All of the data that follows should be retyped exactly, please, except the pictures.

— START OF Data supplied —

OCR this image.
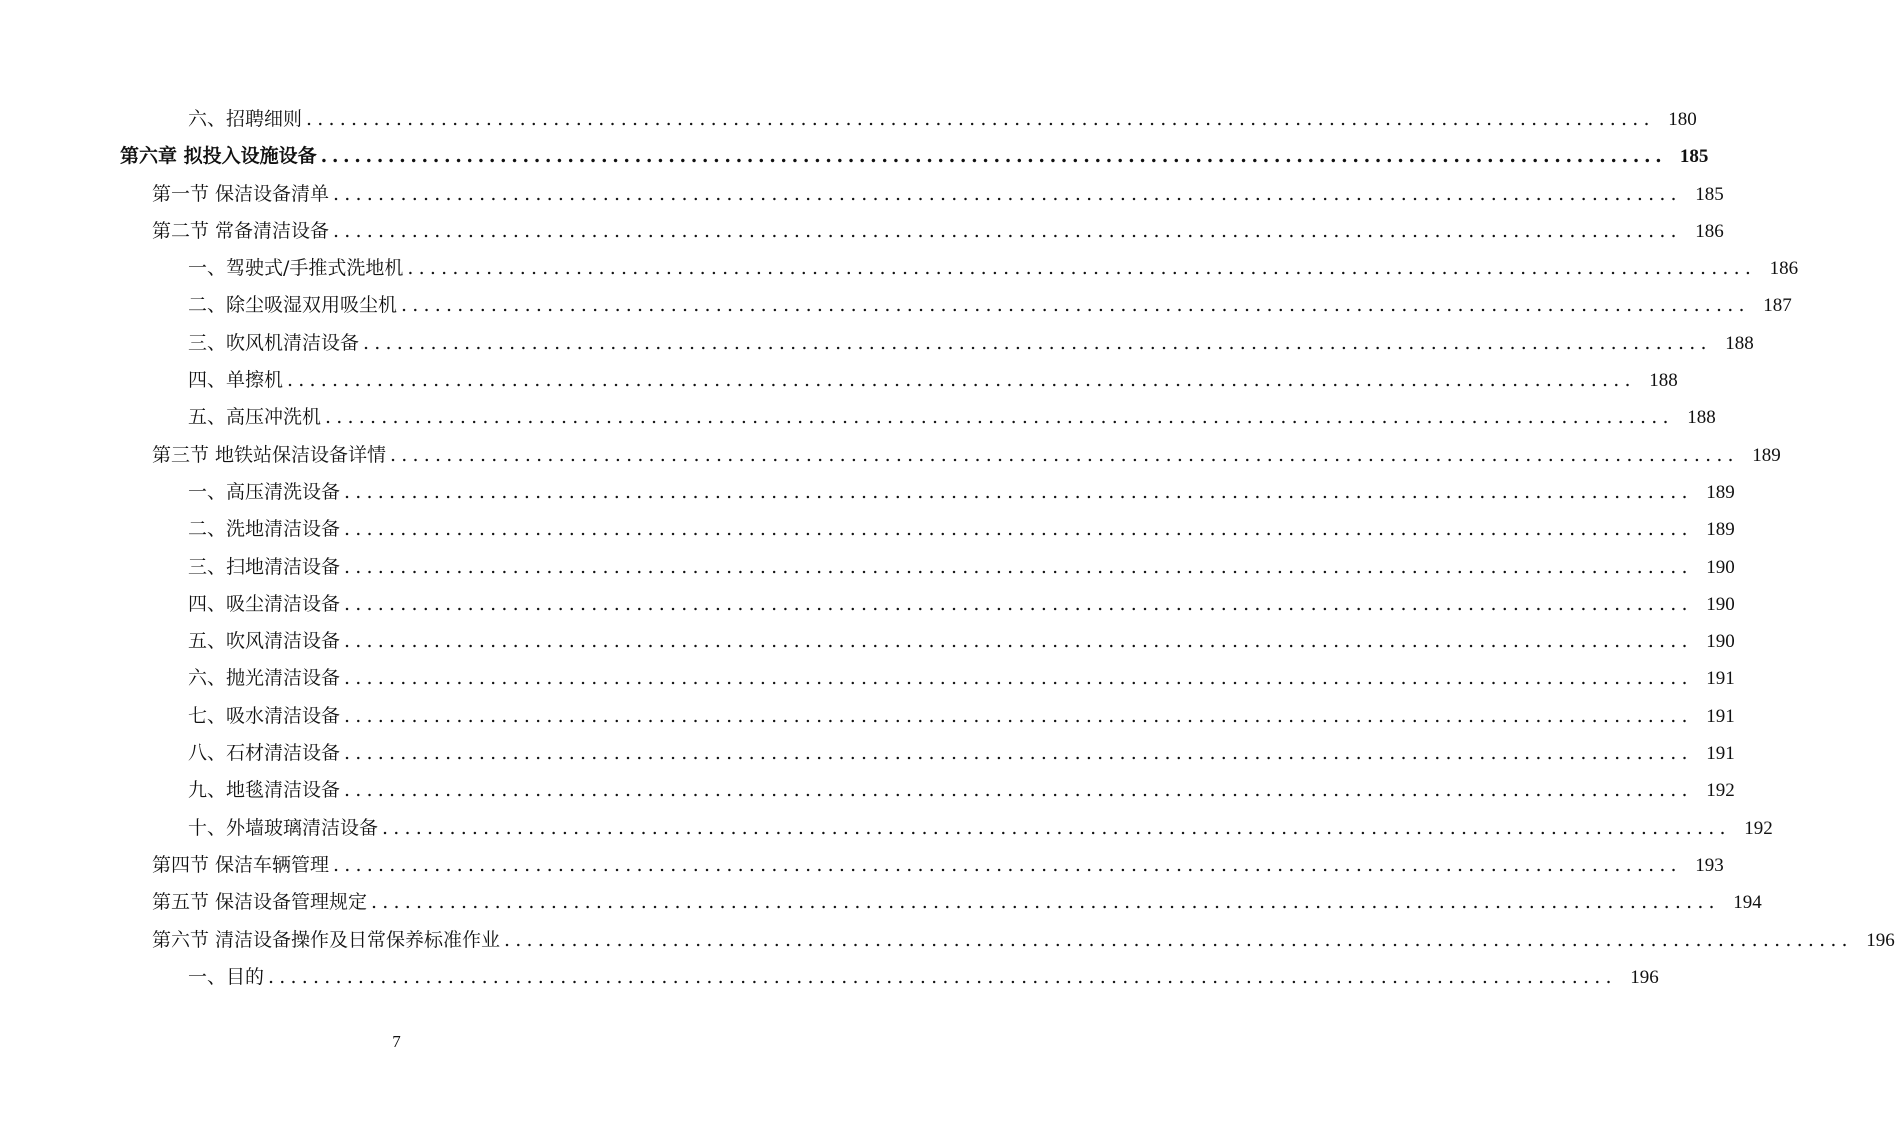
六、招聘细则 ........................................................................................................................ 180
第六章 拟投入设施设备 ........................................................................................................................ 185
第一节 保洁设备清单 ........................................................................................................................ 185
第二节 常备清洁设备 ........................................................................................................................ 186
一、驾驶式/手推式洗地机 ........................................................................................................................ 186
二、除尘吸湿双用吸尘机 ........................................................................................................................ 187
三、吹风机清洁设备 ........................................................................................................................ 188
四、单擦机 ........................................................................................................................ 188
五、高压冲洗机 ........................................................................................................................ 188
第三节 地铁站保洁设备详情 ........................................................................................................................ 189
一、高压清洗设备 ........................................................................................................................ 189
二、洗地清洁设备 ........................................................................................................................ 189
三、扫地清洁设备 ........................................................................................................................ 190
四、吸尘清洁设备 ........................................................................................................................ 190
五、吹风清洁设备 ........................................................................................................................ 190
六、抛光清洁设备 ........................................................................................................................ 191
七、吸水清洁设备 ........................................................................................................................ 191
八、石材清洁设备 ........................................................................................................................ 191
九、地毯清洁设备 ........................................................................................................................ 192
十、外墙玻璃清洁设备 ........................................................................................................................ 192
第四节 保洁车辆管理 ........................................................................................................................ 193
第五节 保洁设备管理规定 ........................................................................................................................ 194
第六节 清洁设备操作及日常保养标准作业 ........................................................................................................................ 196
一、目的 ........................................................................................................................ 196
7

— END OF Data supplied —

* Solved problem:
OCR this image.
六、招聘细则 ........................................................................................................................ 180
第六章 拟投入设施设备 ........................................................................................................................ 185
第一节 保洁设备清单 ........................................................................................................................ 185
第二节 常备清洁设备 ........................................................................................................................ 186
一、驾驶式/手推式洗地机 ........................................................................................................................ 186
二、除尘吸湿双用吸尘机 ........................................................................................................................ 187
三、吹风机清洁设备 ........................................................................................................................ 188
四、单擦机 ........................................................................................................................ 188
五、高压冲洗机 ........................................................................................................................ 188
第三节 地铁站保洁设备详情 ........................................................................................................................ 189
一、高压清洗设备 ........................................................................................................................ 189
二、洗地清洁设备 ........................................................................................................................ 189
三、扫地清洁设备 ........................................................................................................................ 190
四、吸尘清洁设备 ........................................................................................................................ 190
五、吹风清洁设备 ........................................................................................................................ 190
六、抛光清洁设备 ........................................................................................................................ 191
七、吸水清洁设备 ........................................................................................................................ 191
八、石材清洁设备 ........................................................................................................................ 191
九、地毯清洁设备 ........................................................................................................................ 192
十、外墙玻璃清洁设备 ........................................................................................................................ 192
第四节 保洁车辆管理 ........................................................................................................................ 193
第五节 保洁设备管理规定 ........................................................................................................................ 194
第六节 清洁设备操作及日常保养标准作业 ........................................................................................................................ 196
一、目的 ........................................................................................................................ 196
7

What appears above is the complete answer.